((

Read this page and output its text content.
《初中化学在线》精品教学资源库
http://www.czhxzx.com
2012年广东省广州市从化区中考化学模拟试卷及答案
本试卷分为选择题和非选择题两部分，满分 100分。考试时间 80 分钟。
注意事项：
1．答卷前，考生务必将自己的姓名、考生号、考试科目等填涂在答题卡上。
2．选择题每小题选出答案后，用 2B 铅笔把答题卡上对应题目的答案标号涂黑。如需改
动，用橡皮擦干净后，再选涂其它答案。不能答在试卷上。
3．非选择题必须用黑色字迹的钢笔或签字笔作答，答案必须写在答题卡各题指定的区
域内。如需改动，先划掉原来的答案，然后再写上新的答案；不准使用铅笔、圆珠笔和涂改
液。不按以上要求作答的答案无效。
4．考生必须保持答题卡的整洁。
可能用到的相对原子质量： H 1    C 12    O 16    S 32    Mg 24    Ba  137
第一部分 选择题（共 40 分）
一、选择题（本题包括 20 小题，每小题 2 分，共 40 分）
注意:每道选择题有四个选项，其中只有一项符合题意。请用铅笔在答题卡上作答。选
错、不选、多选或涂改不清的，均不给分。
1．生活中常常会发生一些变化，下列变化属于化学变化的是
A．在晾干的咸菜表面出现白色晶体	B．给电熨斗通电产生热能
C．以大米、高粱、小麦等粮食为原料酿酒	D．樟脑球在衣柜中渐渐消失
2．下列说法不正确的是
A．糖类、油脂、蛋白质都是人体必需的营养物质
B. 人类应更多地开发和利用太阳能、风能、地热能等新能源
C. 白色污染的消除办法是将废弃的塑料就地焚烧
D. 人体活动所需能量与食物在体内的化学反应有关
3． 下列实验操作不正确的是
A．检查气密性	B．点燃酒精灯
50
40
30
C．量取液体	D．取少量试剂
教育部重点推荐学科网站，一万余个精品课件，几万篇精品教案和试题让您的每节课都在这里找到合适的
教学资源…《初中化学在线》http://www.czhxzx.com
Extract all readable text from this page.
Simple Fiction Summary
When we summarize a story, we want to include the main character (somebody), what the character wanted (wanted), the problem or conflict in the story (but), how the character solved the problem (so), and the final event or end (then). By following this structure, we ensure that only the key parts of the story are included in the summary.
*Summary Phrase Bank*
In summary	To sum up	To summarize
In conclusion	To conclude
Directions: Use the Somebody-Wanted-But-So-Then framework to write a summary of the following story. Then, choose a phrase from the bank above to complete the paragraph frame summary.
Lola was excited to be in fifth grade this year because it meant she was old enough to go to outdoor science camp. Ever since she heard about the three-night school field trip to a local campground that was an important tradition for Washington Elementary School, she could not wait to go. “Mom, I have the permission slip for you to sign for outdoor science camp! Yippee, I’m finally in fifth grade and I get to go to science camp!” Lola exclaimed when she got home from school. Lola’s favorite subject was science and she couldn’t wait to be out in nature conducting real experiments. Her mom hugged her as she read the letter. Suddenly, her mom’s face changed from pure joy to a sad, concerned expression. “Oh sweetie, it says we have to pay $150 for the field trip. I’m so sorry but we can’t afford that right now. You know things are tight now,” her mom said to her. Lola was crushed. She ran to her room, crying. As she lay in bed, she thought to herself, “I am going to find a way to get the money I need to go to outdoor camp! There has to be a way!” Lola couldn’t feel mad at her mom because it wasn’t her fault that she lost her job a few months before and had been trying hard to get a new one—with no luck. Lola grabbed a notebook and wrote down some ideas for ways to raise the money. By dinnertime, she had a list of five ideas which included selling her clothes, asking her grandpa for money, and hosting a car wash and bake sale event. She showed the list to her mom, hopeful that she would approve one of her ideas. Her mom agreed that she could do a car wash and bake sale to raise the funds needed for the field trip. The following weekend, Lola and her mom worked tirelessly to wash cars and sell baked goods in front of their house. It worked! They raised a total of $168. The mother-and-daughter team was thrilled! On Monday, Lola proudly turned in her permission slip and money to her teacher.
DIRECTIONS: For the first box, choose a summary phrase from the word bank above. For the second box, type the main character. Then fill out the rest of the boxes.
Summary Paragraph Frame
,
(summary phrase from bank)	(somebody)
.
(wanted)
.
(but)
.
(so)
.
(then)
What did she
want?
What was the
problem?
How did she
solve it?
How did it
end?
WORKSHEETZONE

))

- STATED GOAL -
From the first line to the last, please quote the material above exactly.

- RESPONSE -
Read this page and output its text content.
《初中化学在线》精品教学资源库
http://www.czhxzx.com
2012年广东省广州市从化区中考化学模拟试卷及答案
本试卷分为选择题和非选择题两部分，满分 100分。考试时间 80 分钟。
注意事项：
1．答卷前，考生务必将自己的姓名、考生号、考试科目等填涂在答题卡上。
2．选择题每小题选出答案后，用 2B 铅笔把答题卡上对应题目的答案标号涂黑。如需改
动，用橡皮擦干净后，再选涂其它答案。不能答在试卷上。
3．非选择题必须用黑色字迹的钢笔或签字笔作答，答案必须写在答题卡各题指定的区
域内。如需改动，先划掉原来的答案，然后再写上新的答案；不准使用铅笔、圆珠笔和涂改
液。不按以上要求作答的答案无效。
4．考生必须保持答题卡的整洁。
可能用到的相对原子质量： H 1    C 12    O 16    S 32    Mg 24    Ba  137
第一部分 选择题（共 40 分）
一、选择题（本题包括 20 小题，每小题 2 分，共 40 分）
注意:每道选择题有四个选项，其中只有一项符合题意。请用铅笔在答题卡上作答。选
错、不选、多选或涂改不清的，均不给分。
1．生活中常常会发生一些变化，下列变化属于化学变化的是
A．在晾干的咸菜表面出现白色晶体	B．给电熨斗通电产生热能
C．以大米、高粱、小麦等粮食为原料酿酒	D．樟脑球在衣柜中渐渐消失
2．下列说法不正确的是
A．糖类、油脂、蛋白质都是人体必需的营养物质
B. 人类应更多地开发和利用太阳能、风能、地热能等新能源
C. 白色污染的消除办法是将废弃的塑料就地焚烧
D. 人体活动所需能量与食物在体内的化学反应有关
3． 下列实验操作不正确的是
A．检查气密性	B．点燃酒精灯
50
40
30
C．量取液体	D．取少量试剂
教育部重点推荐学科网站，一万余个精品课件，几万篇精品教案和试题让您的每节课都在这里找到合适的
教学资源…《初中化学在线》http://www.czhxzx.com
Extract all readable text from this page.
Simple Fiction Summary
When we summarize a story, we want to include the main character (somebody), what the character wanted (wanted), the problem or conflict in the story (but), how the character solved the problem (so), and the final event or end (then). By following this structure, we ensure that only the key parts of the story are included in the summary.
*Summary Phrase Bank*
In summary	To sum up	To summarize
In conclusion	To conclude
Directions: Use the Somebody-Wanted-But-So-Then framework to write a summary of the following story. Then, choose a phrase from the bank above to complete the paragraph frame summary.
Lola was excited to be in fifth grade this year because it meant she was old enough to go to outdoor science camp. Ever since she heard about the three-night school field trip to a local campground that was an important tradition for Washington Elementary School, she could not wait to go. “Mom, I have the permission slip for you to sign for outdoor science camp! Yippee, I’m finally in fifth grade and I get to go to science camp!” Lola exclaimed when she got home from school. Lola’s favorite subject was science and she couldn’t wait to be out in nature conducting real experiments. Her mom hugged her as she read the letter. Suddenly, her mom’s face changed from pure joy to a sad, concerned expression. “Oh sweetie, it says we have to pay $150 for the field trip. I’m so sorry but we can’t afford that right now. You know things are tight now,” her mom said to her. Lola was crushed. She ran to her room, crying. As she lay in bed, she thought to herself, “I am going to find a way to get the money I need to go to outdoor camp! There has to be a way!” Lola couldn’t feel mad at her mom because it wasn’t her fault that she lost her job a few months before and had been trying hard to get a new one—with no luck. Lola grabbed a notebook and wrote down some ideas for ways to raise the money. By dinnertime, she had a list of five ideas which included selling her clothes, asking her grandpa for money, and hosting a car wash and bake sale event. She showed the list to her mom, hopeful that she would approve one of her ideas. Her mom agreed that she could do a car wash and bake sale to raise the funds needed for the field trip. The following weekend, Lola and her mom worked tirelessly to wash cars and sell baked goods in front of their house. It worked! They raised a total of $168. The mother-and-daughter team was thrilled! On Monday, Lola proudly turned in her permission slip and money to her teacher.
DIRECTIONS: For the first box, choose a summary phrase from the word bank above. For the second box, type the main character. Then fill out the rest of the boxes.
Summary Paragraph Frame
,
(summary phrase from bank)	(somebody)
.
(wanted)
.
(but)
.
(so)
.
(then)
What did she
want?
What was the
problem?
How did she
solve it?
How did it
end?
WORKSHEETZONE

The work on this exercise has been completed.